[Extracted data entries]
- - - - - - -
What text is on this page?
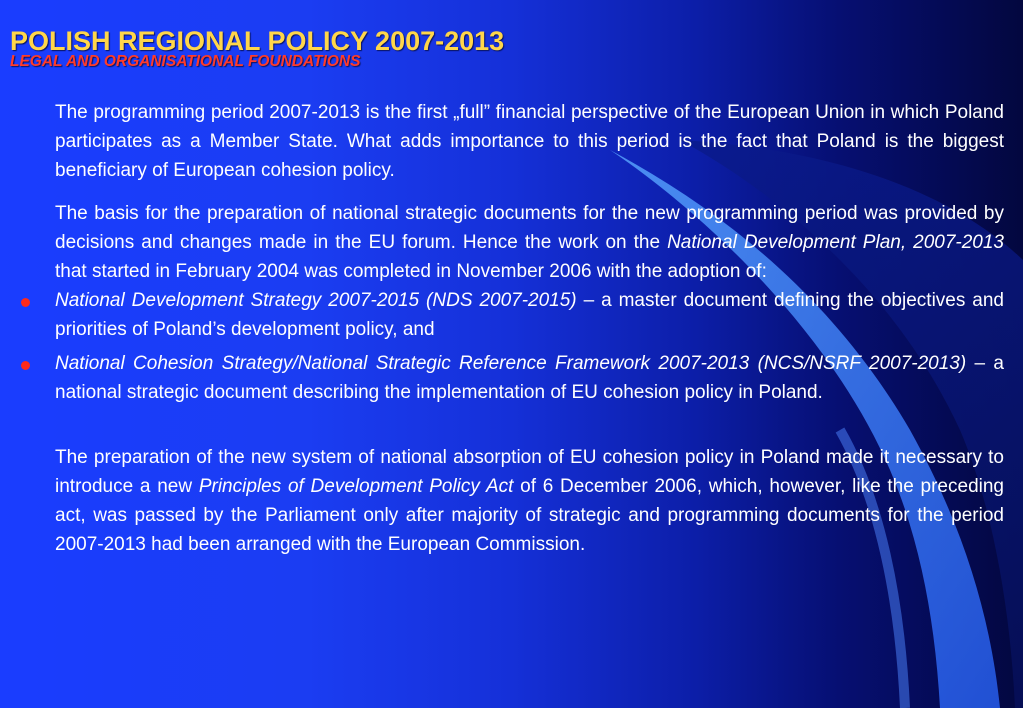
POLISH REGIONAL POLICY 2007-2013
LEGAL AND ORGANISATIONAL FOUNDATIONS

The programming period 2007-2013 is the first „full” financial perspective of the European Union in which Poland participates as a Member State. What adds importance to this period is the fact that Poland is the biggest beneficiary of European cohesion policy.

The basis for the preparation of national strategic documents for the new programming period was provided by decisions and changes made in the EU forum. Hence the work on the National Development Plan, 2007-2013 that started in February 2004 was completed in November 2006 with the adoption of:

National Development Strategy 2007-2015 (NDS 2007-2015) – a master document defining the objectives and priorities of Poland’s development policy, and
National Cohesion Strategy/National Strategic Reference Framework 2007-2013 (NCS/NSRF 2007-2013) – a national strategic document describing the implementation of EU cohesion policy in Poland.

The preparation of the new system of national absorption of EU cohesion policy in Poland made it necessary to introduce a new Principles of Development Policy Act of 6 December 2006, which, however, like the preceding act, was passed by the Parliament only after majority of strategic and programming documents for the period 2007-2013 had been arranged with the European Commission.
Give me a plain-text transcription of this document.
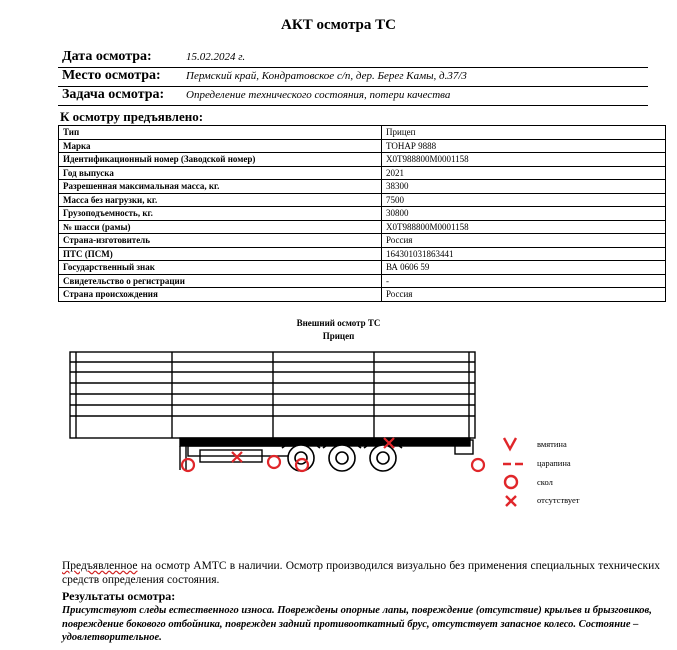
АКТ осмотра ТС
Дата осмотра:	15.02.2024 г.
Место осмотра: Пермский край, Кондратовское с/п, дер. Берег Камы, д.37/3
Задача осмотра: Определение технического состояния, потери качества
К осмотру предъявлено:
Тип	Прицеп
Марка	ТОНАР 9888
Идентификационный номер (Заводской номер)	X0T988800M0001158
Год выпуска	2021
Разрешенная максимальная масса, кг.	38300
Масса без нагрузки, кг.	7500
Грузоподъемность, кг.	30800
№ шасси (рамы)	X0T988800M0001158
Страна-изготовитель	Россия
ПТС (ПСМ)	164301031863441
Государственный знак	ВА 0606 59
Свидетельство о регистрации	-
Страна происхождения	Россия
Внешний осмотр ТС
Прицеп
вмятина
царапина
скол
отсутствует
Предъявленное на осмотр АМТС в наличии. Осмотр производился визуально без применения специальных технических средств определения состояния.
Результаты осмотра:
Присутствуют следы естественного износа. Повреждены опорные лапы, повреждение (отсутствие) крыльев и брызговиков, повреждение бокового отбойника, поврежден задний противооткатный брус, отсутствует запасное колесо. Состояние – удовлетворительное.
- - - - - - -
_Work to do_.
Go through the entries above and output them exactly, without pictures.

_Final result_.
What text is on this page?
POLISH REGIONAL POLICY 2007-2013
LEGAL AND ORGANISATIONAL FOUNDATIONS

The programming period 2007-2013 is the first „full” financial perspective of the European Union in which Poland participates as a Member State. What adds importance to this period is the fact that Poland is the biggest beneficiary of European cohesion policy.

The basis for the preparation of national strategic documents for the new programming period was provided by decisions and changes made in the EU forum. Hence the work on the National Development Plan, 2007-2013 that started in February 2004 was completed in November 2006 with the adoption of:

National Development Strategy 2007-2015 (NDS 2007-2015) – a master document defining the objectives and priorities of Poland’s development policy, and
National Cohesion Strategy/National Strategic Reference Framework 2007-2013 (NCS/NSRF 2007-2013) – a national strategic document describing the implementation of EU cohesion policy in Poland.

The preparation of the new system of national absorption of EU cohesion policy in Poland made it necessary to introduce a new Principles of Development Policy Act of 6 December 2006, which, however, like the preceding act, was passed by the Parliament only after majority of strategic and programming documents for the period 2007-2013 had been arranged with the European Commission.
Give me a plain-text transcription of this document.
АКТ осмотра ТС
Дата осмотра:	15.02.2024 г.
Место осмотра: Пермский край, Кондратовское с/п, дер. Берег Камы, д.37/3
Задача осмотра: Определение технического состояния, потери качества
К осмотру предъявлено:
Тип	Прицеп
Марка	ТОНАР 9888
Идентификационный номер (Заводской номер)	X0T988800M0001158
Год выпуска	2021
Разрешенная максимальная масса, кг.	38300
Масса без нагрузки, кг.	7500
Грузоподъемность, кг.	30800
№ шасси (рамы)	X0T988800M0001158
Страна-изготовитель	Россия
ПТС (ПСМ)	164301031863441
Государственный знак	ВА 0606 59
Свидетельство о регистрации	-
Страна происхождения	Россия
Внешний осмотр ТС
Прицеп
вмятина
царапина
скол
отсутствует
Предъявленное на осмотр АМТС в наличии. Осмотр производился визуально без применения специальных технических средств определения состояния.
Результаты осмотра:
Присутствуют следы естественного износа. Повреждены опорные лапы, повреждение (отсутствие) крыльев и брызговиков, повреждение бокового отбойника, поврежден задний противооткатный брус, отсутствует запасное колесо. Состояние – удовлетворительное.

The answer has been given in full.